■ Problem statement:
From the entries that follow, gather each line holding the word "name".

■ Figure dataset records:
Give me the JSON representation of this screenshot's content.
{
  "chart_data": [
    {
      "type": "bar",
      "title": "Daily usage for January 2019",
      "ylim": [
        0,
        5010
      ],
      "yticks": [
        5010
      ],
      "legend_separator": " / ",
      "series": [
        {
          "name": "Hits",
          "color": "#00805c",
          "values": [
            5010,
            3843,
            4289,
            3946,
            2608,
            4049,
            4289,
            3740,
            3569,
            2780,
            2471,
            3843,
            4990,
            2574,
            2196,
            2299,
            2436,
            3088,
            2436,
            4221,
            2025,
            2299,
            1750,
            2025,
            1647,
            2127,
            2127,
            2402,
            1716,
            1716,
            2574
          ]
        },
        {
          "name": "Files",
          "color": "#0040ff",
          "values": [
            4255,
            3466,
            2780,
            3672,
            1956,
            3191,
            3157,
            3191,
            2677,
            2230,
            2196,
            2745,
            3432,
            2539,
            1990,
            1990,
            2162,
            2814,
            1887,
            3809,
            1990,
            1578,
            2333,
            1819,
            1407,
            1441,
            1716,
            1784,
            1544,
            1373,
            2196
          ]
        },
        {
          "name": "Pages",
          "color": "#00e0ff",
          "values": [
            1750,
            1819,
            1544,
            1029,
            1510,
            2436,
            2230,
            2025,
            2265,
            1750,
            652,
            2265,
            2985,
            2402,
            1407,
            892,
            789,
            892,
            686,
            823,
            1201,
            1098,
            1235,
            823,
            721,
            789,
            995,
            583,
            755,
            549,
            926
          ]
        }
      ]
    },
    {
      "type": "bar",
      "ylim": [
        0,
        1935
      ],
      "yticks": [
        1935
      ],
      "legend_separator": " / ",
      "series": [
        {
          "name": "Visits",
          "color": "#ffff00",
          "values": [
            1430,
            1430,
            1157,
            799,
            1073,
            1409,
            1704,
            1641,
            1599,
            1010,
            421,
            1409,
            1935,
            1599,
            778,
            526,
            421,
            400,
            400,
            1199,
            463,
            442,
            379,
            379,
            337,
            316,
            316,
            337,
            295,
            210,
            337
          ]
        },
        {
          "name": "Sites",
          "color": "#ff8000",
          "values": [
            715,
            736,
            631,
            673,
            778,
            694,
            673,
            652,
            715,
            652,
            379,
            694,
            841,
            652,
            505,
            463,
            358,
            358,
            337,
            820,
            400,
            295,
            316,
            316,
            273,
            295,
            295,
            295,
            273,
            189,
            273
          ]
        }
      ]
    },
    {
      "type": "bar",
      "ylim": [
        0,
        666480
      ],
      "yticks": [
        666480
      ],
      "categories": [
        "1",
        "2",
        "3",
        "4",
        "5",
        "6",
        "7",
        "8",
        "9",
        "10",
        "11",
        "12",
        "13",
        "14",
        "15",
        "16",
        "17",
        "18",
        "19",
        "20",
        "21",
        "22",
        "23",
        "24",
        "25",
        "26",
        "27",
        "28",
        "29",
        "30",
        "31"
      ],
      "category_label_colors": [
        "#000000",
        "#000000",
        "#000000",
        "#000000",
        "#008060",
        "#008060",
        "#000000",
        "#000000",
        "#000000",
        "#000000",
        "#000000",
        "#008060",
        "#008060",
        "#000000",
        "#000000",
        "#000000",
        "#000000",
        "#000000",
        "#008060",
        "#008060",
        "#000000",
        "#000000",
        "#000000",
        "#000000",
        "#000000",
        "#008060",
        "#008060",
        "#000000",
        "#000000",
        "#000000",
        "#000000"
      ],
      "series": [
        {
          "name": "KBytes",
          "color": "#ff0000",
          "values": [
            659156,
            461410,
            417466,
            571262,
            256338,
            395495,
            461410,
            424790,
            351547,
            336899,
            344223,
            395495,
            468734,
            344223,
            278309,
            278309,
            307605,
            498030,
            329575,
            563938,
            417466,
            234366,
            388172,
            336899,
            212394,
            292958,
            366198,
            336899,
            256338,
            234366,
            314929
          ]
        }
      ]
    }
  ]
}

■ Solution:
          "name": "Hits",
          "name": "Files",
          "name": "Pages",
          "name": "Visits",
          "name": "Sites",
          "name": "KBytes",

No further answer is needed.